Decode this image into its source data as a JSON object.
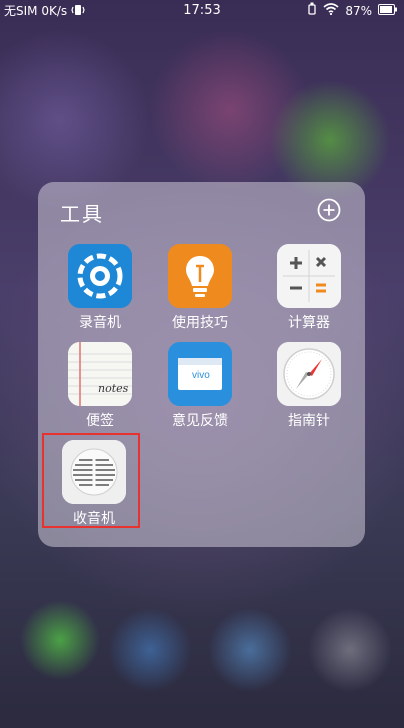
{
  "status_bar": {
    "carrier": "无SIM",
    "speed": "0K/s",
    "time": "17:53",
    "battery": "87%",
    "icons": [
      "usb-icon",
      "vibrate-icon",
      "battery-icon",
      "wifi-icon"
    ]
  },
  "folder": {
    "title": "工具",
    "add_icon": "plus-circle-icon",
    "apps": [
      {
        "label": "录音机",
        "icon": "recorder-icon",
        "color": "#1e88d6"
      },
      {
        "label": "使用技巧",
        "icon": "lightbulb-icon",
        "color": "#ef8a1f"
      },
      {
        "label": "计算器",
        "icon": "calculator-icon",
        "color": "#f4f4f4"
      },
      {
        "label": "便签",
        "icon": "notes-icon",
        "color": "#f6f6f2",
        "icon_text": "notes"
      },
      {
        "label": "意见反馈",
        "icon": "feedback-icon",
        "color": "#2a8fdc",
        "icon_text": "vivo"
      },
      {
        "label": "指南针",
        "icon": "compass-icon",
        "color": "#f2f2f2"
      },
      {
        "label": "收音机",
        "icon": "radio-icon",
        "color": "#efefef"
      }
    ],
    "highlighted_app": "收音机",
    "highlight_color": "#e8322f"
  }
}
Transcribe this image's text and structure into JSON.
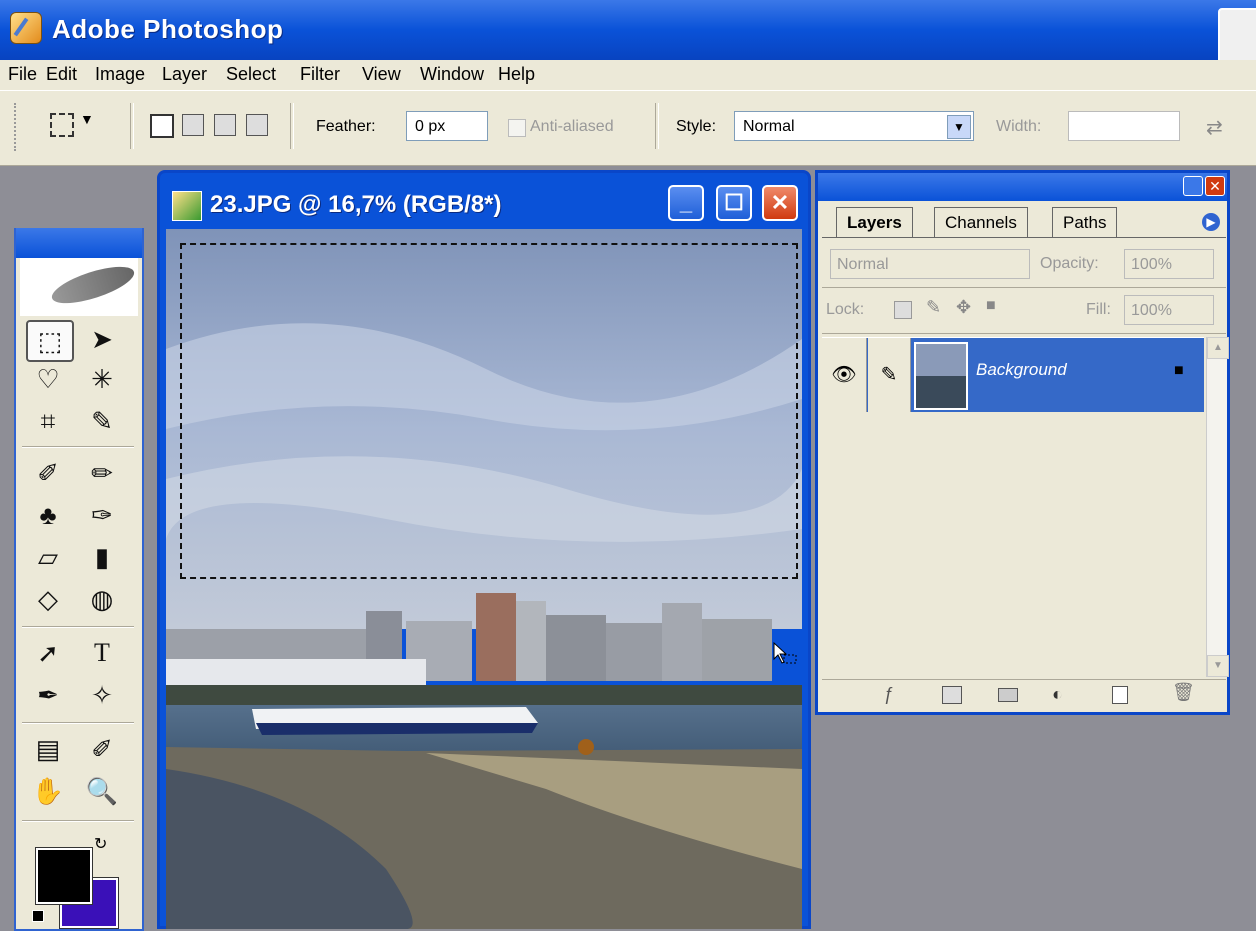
{
  "app": {
    "title": "Adobe Photoshop"
  },
  "menu": {
    "items": [
      "File",
      "Edit",
      "Image",
      "Layer",
      "Select",
      "Filter",
      "View",
      "Window",
      "Help"
    ]
  },
  "options": {
    "feather_label": "Feather:",
    "feather_value": "0 px",
    "antialias_label": "Anti-aliased",
    "style_label": "Style:",
    "style_value": "Normal",
    "width_label": "Width:",
    "width_value": ""
  },
  "document": {
    "title": "23.JPG @ 16,7% (RGB/8*)"
  },
  "toolbox": {
    "tools": [
      "rectangular-marquee",
      "move",
      "lasso",
      "magic-wand",
      "crop",
      "slice",
      "healing-brush",
      "brush",
      "clone-stamp",
      "history-brush",
      "eraser",
      "gradient",
      "blur",
      "dodge",
      "path-selection",
      "type",
      "pen",
      "custom-shape",
      "notes",
      "eyedropper",
      "hand",
      "zoom"
    ],
    "foreground_color": "#000000",
    "background_color": "#3a10b8"
  },
  "layers_palette": {
    "tabs": [
      "Layers",
      "Channels",
      "Paths"
    ],
    "active_tab": "Layers",
    "blend_mode": "Normal",
    "opacity_label": "Opacity:",
    "opacity_value": "100%",
    "lock_label": "Lock:",
    "fill_label": "Fill:",
    "fill_value": "100%",
    "layers": [
      {
        "name": "Background",
        "visible": true,
        "locked": true,
        "selected": true
      }
    ]
  },
  "colors": {
    "title_blue": "#0a52d8",
    "panel": "#ece9d8",
    "selected_layer": "#3569c8"
  }
}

##############################

* EXERCISE REQUIREMENTS *
Output the lines above in full and exactly as given, omitting any pictures.

* SOLVED PROBLEM *
Decode this image into its source data as a JSON object.
{
  "status_bar": {
    "carrier": "无SIM",
    "speed": "0K/s",
    "time": "17:53",
    "battery": "87%",
    "icons": [
      "usb-icon",
      "vibrate-icon",
      "battery-icon",
      "wifi-icon"
    ]
  },
  "folder": {
    "title": "工具",
    "add_icon": "plus-circle-icon",
    "apps": [
      {
        "label": "录音机",
        "icon": "recorder-icon",
        "color": "#1e88d6"
      },
      {
        "label": "使用技巧",
        "icon": "lightbulb-icon",
        "color": "#ef8a1f"
      },
      {
        "label": "计算器",
        "icon": "calculator-icon",
        "color": "#f4f4f4"
      },
      {
        "label": "便签",
        "icon": "notes-icon",
        "color": "#f6f6f2",
        "icon_text": "notes"
      },
      {
        "label": "意见反馈",
        "icon": "feedback-icon",
        "color": "#2a8fdc",
        "icon_text": "vivo"
      },
      {
        "label": "指南针",
        "icon": "compass-icon",
        "color": "#f2f2f2"
      },
      {
        "label": "收音机",
        "icon": "radio-icon",
        "color": "#efefef"
      }
    ],
    "highlighted_app": "收音机",
    "highlight_color": "#e8322f"
  }
}
Transcribe this image's text and structure into JSON.
{
  "app": {
    "title": "Adobe Photoshop"
  },
  "menu": {
    "items": [
      "File",
      "Edit",
      "Image",
      "Layer",
      "Select",
      "Filter",
      "View",
      "Window",
      "Help"
    ]
  },
  "options": {
    "feather_label": "Feather:",
    "feather_value": "0 px",
    "antialias_label": "Anti-aliased",
    "style_label": "Style:",
    "style_value": "Normal",
    "width_label": "Width:",
    "width_value": ""
  },
  "document": {
    "title": "23.JPG @ 16,7% (RGB/8*)"
  },
  "toolbox": {
    "tools": [
      "rectangular-marquee",
      "move",
      "lasso",
      "magic-wand",
      "crop",
      "slice",
      "healing-brush",
      "brush",
      "clone-stamp",
      "history-brush",
      "eraser",
      "gradient",
      "blur",
      "dodge",
      "path-selection",
      "type",
      "pen",
      "custom-shape",
      "notes",
      "eyedropper",
      "hand",
      "zoom"
    ],
    "foreground_color": "#000000",
    "background_color": "#3a10b8"
  },
  "layers_palette": {
    "tabs": [
      "Layers",
      "Channels",
      "Paths"
    ],
    "active_tab": "Layers",
    "blend_mode": "Normal",
    "opacity_label": "Opacity:",
    "opacity_value": "100%",
    "lock_label": "Lock:",
    "fill_label": "Fill:",
    "fill_value": "100%",
    "layers": [
      {
        "name": "Background",
        "visible": true,
        "locked": true,
        "selected": true
      }
    ]
  },
  "colors": {
    "title_blue": "#0a52d8",
    "panel": "#ece9d8",
    "selected_layer": "#3569c8"
  }
}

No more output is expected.